» TASK ITEM
Skip the pictures. Transcribe the rest of the data below without changing a word.

——————

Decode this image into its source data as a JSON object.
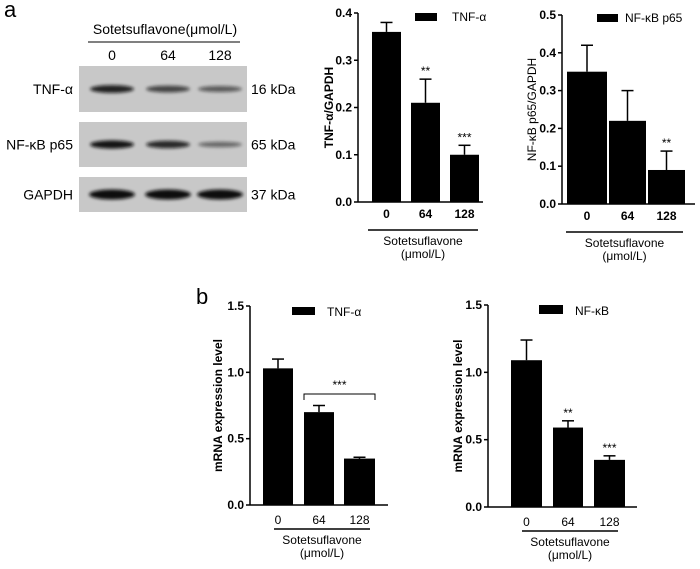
{
  "panel_labels": {
    "a": "a",
    "b": "b"
  },
  "blot": {
    "title": "Sotetsuflavone(μmol/L)",
    "lanes": [
      "0",
      "64",
      "128"
    ],
    "rows": [
      {
        "label": "TNF-α",
        "size": "16 kDa",
        "intensity": [
          0.85,
          0.6,
          0.45
        ]
      },
      {
        "label": "NF-κB  p65",
        "size": "65 kDa",
        "intensity": [
          0.95,
          0.8,
          0.35
        ]
      },
      {
        "label": "GAPDH",
        "size": "37 kDa",
        "intensity": [
          1.0,
          1.0,
          1.0
        ]
      }
    ]
  },
  "colors": {
    "bars": "#000000",
    "blot_background": "#c8c8c8"
  },
  "chart_data": [
    {
      "type": "bar",
      "panel": "a",
      "categories": [
        "0",
        "64",
        "128"
      ],
      "values": [
        0.36,
        0.21,
        0.1
      ],
      "errors": [
        0.02,
        0.05,
        0.02
      ],
      "significance": [
        "",
        "**",
        "***"
      ],
      "legend": "TNF-α",
      "legend_position": "top-right",
      "ylabel": "TNF-α/GAPDH",
      "xlabel": [
        "Sotetsuflavone",
        "(μmol/L)"
      ],
      "ylim": [
        0,
        0.4
      ],
      "yticks": [
        "0.0",
        "0.1",
        "0.2",
        "0.3",
        "0.4"
      ],
      "grid": false
    },
    {
      "type": "bar",
      "panel": "a",
      "categories": [
        "0",
        "64",
        "128"
      ],
      "values": [
        0.35,
        0.22,
        0.09
      ],
      "errors": [
        0.07,
        0.08,
        0.05
      ],
      "significance": [
        "",
        "",
        "**"
      ],
      "legend": "NF-κB p65",
      "legend_position": "top-right",
      "ylabel": "NF-κB p65/GAPDH",
      "xlabel": [
        "Sotetsuflavone",
        "(μmol/L)"
      ],
      "ylim": [
        0,
        0.5
      ],
      "yticks": [
        "0.0",
        "0.1",
        "0.2",
        "0.3",
        "0.4",
        "0.5"
      ],
      "grid": false
    },
    {
      "type": "bar",
      "panel": "b",
      "categories": [
        "0",
        "64",
        "128"
      ],
      "values": [
        1.03,
        0.7,
        0.35
      ],
      "errors": [
        0.07,
        0.05,
        0.01
      ],
      "significance": [],
      "bracket": {
        "from": "64",
        "to": "128",
        "label": "***"
      },
      "legend": "TNF-α",
      "legend_position": "top-right",
      "ylabel": "mRNA expression level",
      "xlabel": [
        "Sotetsuflavone",
        "(μmol/L)"
      ],
      "ylim": [
        0,
        1.5
      ],
      "yticks": [
        "0.0",
        "0.5",
        "1.0",
        "1.5"
      ],
      "grid": false
    },
    {
      "type": "bar",
      "panel": "b",
      "categories": [
        "0",
        "64",
        "128"
      ],
      "values": [
        1.09,
        0.59,
        0.35
      ],
      "errors": [
        0.15,
        0.05,
        0.03
      ],
      "significance": [
        "",
        "**",
        "***"
      ],
      "legend": "NF-κB",
      "legend_position": "top-right",
      "ylabel": "mRNA expression level",
      "xlabel": [
        "Sotetsuflavone",
        "(μmol/L)"
      ],
      "ylim": [
        0,
        1.5
      ],
      "yticks": [
        "0.0",
        "0.5",
        "1.0",
        "1.5"
      ],
      "grid": false
    }
  ]
}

——————

» WORKED SOLUTION
Decode this image into its source data as a JSON object.
{
  "panel_labels": {
    "a": "a",
    "b": "b"
  },
  "blot": {
    "title": "Sotetsuflavone(μmol/L)",
    "lanes": [
      "0",
      "64",
      "128"
    ],
    "rows": [
      {
        "label": "TNF-α",
        "size": "16 kDa",
        "intensity": [
          0.85,
          0.6,
          0.45
        ]
      },
      {
        "label": "NF-κB  p65",
        "size": "65 kDa",
        "intensity": [
          0.95,
          0.8,
          0.35
        ]
      },
      {
        "label": "GAPDH",
        "size": "37 kDa",
        "intensity": [
          1.0,
          1.0,
          1.0
        ]
      }
    ]
  },
  "colors": {
    "bars": "#000000",
    "blot_background": "#c8c8c8"
  },
  "chart_data": [
    {
      "type": "bar",
      "panel": "a",
      "categories": [
        "0",
        "64",
        "128"
      ],
      "values": [
        0.36,
        0.21,
        0.1
      ],
      "errors": [
        0.02,
        0.05,
        0.02
      ],
      "significance": [
        "",
        "**",
        "***"
      ],
      "legend": "TNF-α",
      "legend_position": "top-right",
      "ylabel": "TNF-α/GAPDH",
      "xlabel": [
        "Sotetsuflavone",
        "(μmol/L)"
      ],
      "ylim": [
        0,
        0.4
      ],
      "yticks": [
        "0.0",
        "0.1",
        "0.2",
        "0.3",
        "0.4"
      ],
      "grid": false
    },
    {
      "type": "bar",
      "panel": "a",
      "categories": [
        "0",
        "64",
        "128"
      ],
      "values": [
        0.35,
        0.22,
        0.09
      ],
      "errors": [
        0.07,
        0.08,
        0.05
      ],
      "significance": [
        "",
        "",
        "**"
      ],
      "legend": "NF-κB p65",
      "legend_position": "top-right",
      "ylabel": "NF-κB p65/GAPDH",
      "xlabel": [
        "Sotetsuflavone",
        "(μmol/L)"
      ],
      "ylim": [
        0,
        0.5
      ],
      "yticks": [
        "0.0",
        "0.1",
        "0.2",
        "0.3",
        "0.4",
        "0.5"
      ],
      "grid": false
    },
    {
      "type": "bar",
      "panel": "b",
      "categories": [
        "0",
        "64",
        "128"
      ],
      "values": [
        1.03,
        0.7,
        0.35
      ],
      "errors": [
        0.07,
        0.05,
        0.01
      ],
      "significance": [],
      "bracket": {
        "from": "64",
        "to": "128",
        "label": "***"
      },
      "legend": "TNF-α",
      "legend_position": "top-right",
      "ylabel": "mRNA expression level",
      "xlabel": [
        "Sotetsuflavone",
        "(μmol/L)"
      ],
      "ylim": [
        0,
        1.5
      ],
      "yticks": [
        "0.0",
        "0.5",
        "1.0",
        "1.5"
      ],
      "grid": false
    },
    {
      "type": "bar",
      "panel": "b",
      "categories": [
        "0",
        "64",
        "128"
      ],
      "values": [
        1.09,
        0.59,
        0.35
      ],
      "errors": [
        0.15,
        0.05,
        0.03
      ],
      "significance": [
        "",
        "**",
        "***"
      ],
      "legend": "NF-κB",
      "legend_position": "top-right",
      "ylabel": "mRNA expression level",
      "xlabel": [
        "Sotetsuflavone",
        "(μmol/L)"
      ],
      "ylim": [
        0,
        1.5
      ],
      "yticks": [
        "0.0",
        "0.5",
        "1.0",
        "1.5"
      ],
      "grid": false
    }
  ]
}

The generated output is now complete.